-- START --

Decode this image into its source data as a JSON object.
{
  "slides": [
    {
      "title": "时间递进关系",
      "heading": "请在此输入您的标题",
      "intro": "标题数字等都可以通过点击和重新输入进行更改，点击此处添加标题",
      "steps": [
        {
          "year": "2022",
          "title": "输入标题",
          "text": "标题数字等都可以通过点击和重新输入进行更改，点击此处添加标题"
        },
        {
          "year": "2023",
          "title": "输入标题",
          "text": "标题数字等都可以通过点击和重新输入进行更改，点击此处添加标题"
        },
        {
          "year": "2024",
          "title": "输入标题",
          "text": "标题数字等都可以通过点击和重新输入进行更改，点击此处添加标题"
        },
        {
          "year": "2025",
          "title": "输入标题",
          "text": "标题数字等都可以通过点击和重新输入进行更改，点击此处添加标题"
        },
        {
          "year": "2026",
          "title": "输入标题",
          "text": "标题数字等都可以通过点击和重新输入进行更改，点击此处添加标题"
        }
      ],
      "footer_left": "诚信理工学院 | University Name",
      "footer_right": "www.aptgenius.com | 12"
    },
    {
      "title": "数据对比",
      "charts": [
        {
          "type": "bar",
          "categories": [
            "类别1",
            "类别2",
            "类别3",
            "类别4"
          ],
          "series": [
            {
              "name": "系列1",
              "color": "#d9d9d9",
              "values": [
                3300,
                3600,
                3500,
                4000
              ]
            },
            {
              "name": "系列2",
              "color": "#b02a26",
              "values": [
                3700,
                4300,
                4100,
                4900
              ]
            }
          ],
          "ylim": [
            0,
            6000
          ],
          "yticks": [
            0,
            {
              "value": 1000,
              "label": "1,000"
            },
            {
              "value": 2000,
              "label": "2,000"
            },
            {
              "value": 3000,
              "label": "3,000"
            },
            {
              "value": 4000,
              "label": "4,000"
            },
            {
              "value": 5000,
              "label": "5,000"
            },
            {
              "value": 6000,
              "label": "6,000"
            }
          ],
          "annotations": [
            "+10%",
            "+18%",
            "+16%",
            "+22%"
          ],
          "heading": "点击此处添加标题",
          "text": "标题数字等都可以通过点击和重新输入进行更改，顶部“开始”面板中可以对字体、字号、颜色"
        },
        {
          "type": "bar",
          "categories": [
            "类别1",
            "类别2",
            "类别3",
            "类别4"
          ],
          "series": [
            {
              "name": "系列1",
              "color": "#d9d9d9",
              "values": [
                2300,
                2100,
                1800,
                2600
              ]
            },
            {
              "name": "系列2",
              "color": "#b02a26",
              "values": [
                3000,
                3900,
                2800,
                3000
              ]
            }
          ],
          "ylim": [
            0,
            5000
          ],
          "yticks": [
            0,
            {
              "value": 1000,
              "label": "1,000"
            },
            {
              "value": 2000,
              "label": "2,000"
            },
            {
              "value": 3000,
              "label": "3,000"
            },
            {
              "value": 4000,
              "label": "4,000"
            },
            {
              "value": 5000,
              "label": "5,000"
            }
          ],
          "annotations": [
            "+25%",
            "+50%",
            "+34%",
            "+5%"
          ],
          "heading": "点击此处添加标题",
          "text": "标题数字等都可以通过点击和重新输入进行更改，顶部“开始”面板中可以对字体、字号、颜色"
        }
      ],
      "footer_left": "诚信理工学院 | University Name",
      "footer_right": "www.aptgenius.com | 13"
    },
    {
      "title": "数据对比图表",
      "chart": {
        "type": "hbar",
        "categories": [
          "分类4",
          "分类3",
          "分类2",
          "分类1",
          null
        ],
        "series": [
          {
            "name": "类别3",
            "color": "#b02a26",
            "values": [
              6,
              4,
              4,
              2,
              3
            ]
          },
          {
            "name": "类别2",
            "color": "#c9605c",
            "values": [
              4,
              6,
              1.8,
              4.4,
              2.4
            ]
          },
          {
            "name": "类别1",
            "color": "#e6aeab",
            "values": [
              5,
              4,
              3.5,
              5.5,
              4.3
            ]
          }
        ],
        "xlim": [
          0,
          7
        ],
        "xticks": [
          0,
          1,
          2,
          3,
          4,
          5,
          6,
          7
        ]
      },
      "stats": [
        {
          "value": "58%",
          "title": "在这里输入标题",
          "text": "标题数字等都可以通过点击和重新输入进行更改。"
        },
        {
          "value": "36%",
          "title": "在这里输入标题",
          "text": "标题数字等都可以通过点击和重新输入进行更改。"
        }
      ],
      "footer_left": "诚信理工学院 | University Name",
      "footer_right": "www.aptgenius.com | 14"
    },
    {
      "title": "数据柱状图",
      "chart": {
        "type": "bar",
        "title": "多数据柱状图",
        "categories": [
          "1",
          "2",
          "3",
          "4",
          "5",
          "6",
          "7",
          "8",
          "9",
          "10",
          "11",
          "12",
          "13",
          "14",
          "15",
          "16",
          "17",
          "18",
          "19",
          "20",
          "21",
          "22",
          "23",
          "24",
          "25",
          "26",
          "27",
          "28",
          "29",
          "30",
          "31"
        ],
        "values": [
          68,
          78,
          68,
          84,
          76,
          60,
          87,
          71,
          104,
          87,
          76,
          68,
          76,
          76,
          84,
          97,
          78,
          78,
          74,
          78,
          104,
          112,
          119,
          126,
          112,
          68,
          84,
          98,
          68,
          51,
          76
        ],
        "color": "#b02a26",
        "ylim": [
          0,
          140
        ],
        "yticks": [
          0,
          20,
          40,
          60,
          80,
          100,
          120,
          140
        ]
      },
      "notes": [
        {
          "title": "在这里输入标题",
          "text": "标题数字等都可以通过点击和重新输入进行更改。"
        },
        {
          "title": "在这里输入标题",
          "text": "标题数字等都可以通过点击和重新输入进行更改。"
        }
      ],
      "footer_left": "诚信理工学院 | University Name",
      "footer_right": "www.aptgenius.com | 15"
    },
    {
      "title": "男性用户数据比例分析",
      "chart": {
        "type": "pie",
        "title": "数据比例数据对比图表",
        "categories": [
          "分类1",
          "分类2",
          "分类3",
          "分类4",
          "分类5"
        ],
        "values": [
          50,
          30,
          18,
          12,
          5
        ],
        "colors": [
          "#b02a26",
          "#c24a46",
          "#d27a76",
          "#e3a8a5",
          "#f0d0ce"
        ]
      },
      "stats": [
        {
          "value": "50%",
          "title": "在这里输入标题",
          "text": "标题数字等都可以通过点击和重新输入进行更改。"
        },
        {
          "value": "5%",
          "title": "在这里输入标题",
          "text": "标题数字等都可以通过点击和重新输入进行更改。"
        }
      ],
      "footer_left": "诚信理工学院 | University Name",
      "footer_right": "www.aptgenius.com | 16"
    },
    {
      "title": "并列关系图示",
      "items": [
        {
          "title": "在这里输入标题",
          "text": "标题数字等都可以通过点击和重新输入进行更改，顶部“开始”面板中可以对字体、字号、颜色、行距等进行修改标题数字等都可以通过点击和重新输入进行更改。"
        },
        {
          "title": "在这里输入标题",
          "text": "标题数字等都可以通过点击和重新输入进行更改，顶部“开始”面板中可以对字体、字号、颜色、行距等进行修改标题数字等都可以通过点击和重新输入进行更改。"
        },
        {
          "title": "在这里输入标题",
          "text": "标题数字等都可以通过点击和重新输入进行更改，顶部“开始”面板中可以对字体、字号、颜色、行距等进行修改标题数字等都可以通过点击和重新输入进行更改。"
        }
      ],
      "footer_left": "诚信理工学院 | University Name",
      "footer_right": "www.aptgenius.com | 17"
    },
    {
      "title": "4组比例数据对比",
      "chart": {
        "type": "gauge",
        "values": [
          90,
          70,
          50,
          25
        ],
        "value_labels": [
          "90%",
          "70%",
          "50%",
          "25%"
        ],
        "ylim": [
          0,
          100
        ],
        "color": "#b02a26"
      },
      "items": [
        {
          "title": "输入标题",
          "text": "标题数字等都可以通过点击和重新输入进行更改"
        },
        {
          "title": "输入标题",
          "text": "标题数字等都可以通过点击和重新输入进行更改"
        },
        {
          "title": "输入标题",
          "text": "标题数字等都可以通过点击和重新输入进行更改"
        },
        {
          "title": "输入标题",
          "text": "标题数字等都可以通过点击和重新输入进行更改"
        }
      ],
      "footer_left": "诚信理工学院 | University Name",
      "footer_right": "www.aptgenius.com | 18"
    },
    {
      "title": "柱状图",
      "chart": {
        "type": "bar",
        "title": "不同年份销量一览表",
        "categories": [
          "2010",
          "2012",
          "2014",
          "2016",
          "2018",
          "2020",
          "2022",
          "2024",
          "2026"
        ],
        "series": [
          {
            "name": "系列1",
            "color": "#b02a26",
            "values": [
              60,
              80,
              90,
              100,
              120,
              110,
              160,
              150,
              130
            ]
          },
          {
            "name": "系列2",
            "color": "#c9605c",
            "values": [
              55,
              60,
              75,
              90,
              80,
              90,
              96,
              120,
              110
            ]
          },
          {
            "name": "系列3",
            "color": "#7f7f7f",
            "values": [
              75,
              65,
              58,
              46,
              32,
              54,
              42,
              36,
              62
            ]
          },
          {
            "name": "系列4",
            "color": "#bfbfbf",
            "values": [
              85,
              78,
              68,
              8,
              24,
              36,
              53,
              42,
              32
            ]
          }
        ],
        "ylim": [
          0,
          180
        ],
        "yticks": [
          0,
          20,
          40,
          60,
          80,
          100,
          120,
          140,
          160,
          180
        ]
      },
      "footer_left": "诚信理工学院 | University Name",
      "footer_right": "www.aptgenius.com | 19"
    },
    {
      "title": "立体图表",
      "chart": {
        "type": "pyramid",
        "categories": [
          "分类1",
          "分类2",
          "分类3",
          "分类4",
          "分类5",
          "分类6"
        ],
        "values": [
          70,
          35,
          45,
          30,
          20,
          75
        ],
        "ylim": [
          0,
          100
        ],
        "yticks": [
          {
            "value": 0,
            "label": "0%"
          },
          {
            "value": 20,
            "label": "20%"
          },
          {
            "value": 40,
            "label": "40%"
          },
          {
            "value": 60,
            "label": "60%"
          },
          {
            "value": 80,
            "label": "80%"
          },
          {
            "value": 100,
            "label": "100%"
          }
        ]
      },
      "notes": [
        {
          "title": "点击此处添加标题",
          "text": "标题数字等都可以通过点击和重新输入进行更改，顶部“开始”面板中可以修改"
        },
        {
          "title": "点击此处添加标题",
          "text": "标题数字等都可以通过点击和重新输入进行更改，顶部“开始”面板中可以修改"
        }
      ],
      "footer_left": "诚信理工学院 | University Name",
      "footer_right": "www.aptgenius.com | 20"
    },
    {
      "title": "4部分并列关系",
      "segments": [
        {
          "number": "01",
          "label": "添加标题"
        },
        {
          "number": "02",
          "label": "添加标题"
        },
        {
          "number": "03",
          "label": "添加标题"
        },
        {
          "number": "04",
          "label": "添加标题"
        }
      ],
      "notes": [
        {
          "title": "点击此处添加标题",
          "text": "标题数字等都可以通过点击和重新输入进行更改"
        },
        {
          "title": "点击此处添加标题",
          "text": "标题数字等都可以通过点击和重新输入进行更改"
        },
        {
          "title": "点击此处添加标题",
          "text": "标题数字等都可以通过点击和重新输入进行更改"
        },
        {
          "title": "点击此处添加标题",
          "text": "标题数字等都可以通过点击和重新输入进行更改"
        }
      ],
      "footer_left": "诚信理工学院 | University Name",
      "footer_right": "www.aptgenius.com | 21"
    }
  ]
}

-- END --
-- START --

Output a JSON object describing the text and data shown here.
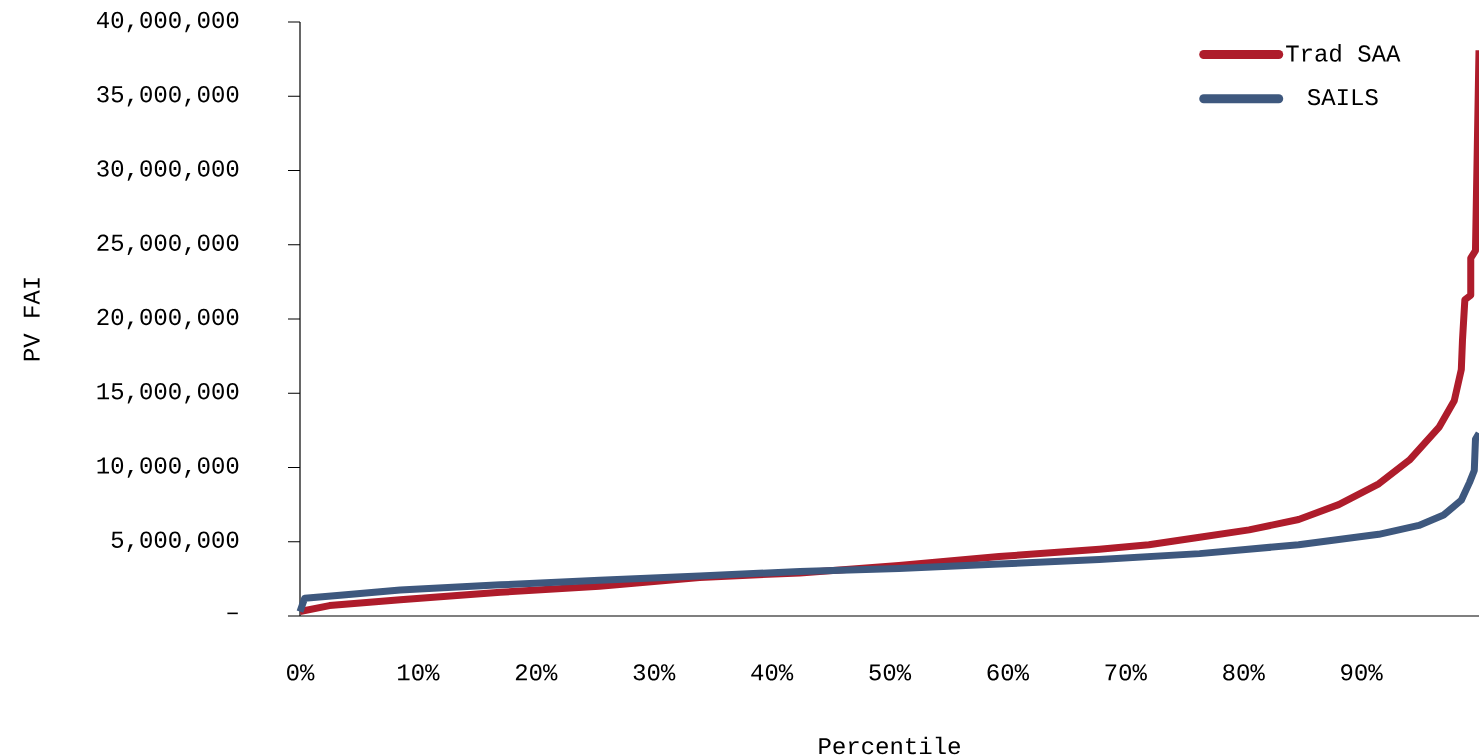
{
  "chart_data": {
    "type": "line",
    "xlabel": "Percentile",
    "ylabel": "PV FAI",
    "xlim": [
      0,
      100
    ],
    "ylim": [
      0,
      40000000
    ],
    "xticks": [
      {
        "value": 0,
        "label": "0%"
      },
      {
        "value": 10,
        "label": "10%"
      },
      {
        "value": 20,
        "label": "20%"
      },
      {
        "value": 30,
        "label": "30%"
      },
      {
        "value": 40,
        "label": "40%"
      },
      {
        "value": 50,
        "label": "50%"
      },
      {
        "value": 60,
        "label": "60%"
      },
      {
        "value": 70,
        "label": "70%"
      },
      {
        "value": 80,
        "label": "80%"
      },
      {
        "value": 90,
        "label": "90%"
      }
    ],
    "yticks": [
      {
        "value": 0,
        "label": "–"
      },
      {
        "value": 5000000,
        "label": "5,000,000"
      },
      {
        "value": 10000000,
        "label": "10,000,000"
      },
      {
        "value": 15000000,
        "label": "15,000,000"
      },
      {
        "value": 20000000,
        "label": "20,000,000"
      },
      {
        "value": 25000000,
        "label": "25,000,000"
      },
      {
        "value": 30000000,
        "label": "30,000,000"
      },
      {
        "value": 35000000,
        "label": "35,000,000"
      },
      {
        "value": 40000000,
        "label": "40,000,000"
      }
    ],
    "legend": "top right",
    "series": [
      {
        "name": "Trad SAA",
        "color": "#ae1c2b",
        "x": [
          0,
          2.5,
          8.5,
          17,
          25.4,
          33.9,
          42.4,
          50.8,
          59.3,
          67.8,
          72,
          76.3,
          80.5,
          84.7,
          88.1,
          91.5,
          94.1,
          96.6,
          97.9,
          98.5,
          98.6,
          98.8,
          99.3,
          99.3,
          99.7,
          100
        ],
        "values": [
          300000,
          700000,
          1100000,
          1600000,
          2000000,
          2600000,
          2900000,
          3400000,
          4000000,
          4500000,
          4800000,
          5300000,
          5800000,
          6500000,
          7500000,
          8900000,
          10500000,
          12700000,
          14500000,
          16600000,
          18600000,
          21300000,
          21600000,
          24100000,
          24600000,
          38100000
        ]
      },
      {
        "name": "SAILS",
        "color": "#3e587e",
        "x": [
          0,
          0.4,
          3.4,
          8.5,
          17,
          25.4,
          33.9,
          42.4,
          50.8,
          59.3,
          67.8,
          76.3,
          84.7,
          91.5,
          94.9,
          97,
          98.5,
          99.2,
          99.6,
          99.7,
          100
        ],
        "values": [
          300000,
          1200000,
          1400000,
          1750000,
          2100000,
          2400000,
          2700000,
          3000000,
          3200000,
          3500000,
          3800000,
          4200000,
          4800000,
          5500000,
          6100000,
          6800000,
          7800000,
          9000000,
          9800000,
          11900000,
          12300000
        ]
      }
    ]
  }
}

-- END --
-- START --

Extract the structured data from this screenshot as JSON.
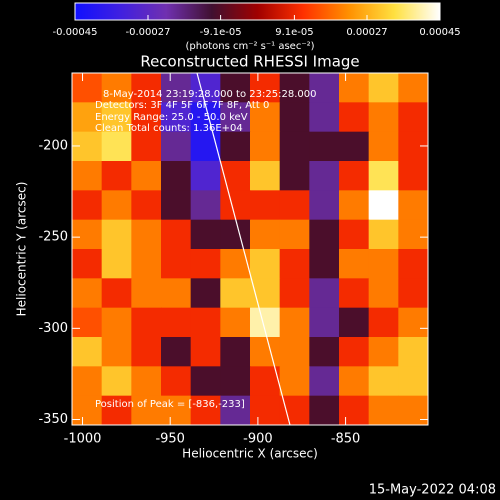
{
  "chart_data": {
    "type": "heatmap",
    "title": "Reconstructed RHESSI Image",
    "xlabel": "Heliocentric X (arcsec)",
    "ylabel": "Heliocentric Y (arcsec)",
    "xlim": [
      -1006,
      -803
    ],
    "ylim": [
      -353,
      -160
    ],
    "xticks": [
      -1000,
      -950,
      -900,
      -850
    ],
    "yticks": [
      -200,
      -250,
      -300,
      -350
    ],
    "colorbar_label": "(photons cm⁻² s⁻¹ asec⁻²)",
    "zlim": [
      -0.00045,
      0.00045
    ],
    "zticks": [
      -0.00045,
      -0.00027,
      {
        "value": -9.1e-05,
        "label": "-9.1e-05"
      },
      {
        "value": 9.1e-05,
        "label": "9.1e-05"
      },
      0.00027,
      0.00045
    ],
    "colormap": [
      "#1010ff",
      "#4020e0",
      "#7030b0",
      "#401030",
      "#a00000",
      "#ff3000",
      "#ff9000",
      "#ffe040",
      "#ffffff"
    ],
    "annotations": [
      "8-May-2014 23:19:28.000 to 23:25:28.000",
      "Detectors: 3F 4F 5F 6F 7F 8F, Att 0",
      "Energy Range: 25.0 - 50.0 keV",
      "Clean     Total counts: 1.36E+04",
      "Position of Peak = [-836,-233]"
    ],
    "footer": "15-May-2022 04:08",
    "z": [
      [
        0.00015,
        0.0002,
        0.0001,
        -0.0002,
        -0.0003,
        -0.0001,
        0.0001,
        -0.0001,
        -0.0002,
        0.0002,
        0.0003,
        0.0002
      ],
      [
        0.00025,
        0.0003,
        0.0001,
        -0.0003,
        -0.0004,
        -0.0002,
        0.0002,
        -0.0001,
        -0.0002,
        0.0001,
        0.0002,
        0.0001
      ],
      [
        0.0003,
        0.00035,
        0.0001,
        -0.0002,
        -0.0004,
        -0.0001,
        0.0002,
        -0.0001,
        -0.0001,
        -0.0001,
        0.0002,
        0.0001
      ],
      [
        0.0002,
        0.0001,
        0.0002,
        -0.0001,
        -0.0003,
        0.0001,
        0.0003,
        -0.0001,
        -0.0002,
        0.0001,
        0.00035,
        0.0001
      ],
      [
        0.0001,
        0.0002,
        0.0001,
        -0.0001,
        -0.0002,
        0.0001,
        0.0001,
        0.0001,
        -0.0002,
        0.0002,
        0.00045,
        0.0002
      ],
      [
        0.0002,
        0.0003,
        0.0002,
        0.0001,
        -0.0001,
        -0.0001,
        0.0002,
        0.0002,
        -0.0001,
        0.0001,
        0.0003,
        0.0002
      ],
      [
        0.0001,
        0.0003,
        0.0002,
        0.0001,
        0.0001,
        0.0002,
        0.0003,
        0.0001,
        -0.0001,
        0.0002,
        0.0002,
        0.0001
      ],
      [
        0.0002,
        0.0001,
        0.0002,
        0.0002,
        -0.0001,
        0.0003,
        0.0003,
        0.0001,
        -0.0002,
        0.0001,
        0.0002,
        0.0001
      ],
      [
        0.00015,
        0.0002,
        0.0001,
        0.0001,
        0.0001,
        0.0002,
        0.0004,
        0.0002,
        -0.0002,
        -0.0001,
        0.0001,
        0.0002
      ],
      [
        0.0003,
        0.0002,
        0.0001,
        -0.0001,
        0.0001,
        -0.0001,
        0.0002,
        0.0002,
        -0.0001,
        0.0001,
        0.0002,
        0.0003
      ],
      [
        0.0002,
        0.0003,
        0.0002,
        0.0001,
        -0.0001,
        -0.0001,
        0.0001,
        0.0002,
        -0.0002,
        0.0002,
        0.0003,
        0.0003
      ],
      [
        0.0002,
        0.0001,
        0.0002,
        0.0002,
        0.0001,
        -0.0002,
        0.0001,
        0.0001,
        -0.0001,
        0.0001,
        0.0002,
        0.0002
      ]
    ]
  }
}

-- END --

Find each line holding the string "object" and copy it out.

▶ REPLY:
Decode this image into its source data as a JSON object.
Output a JSON object describing the text and data shown here.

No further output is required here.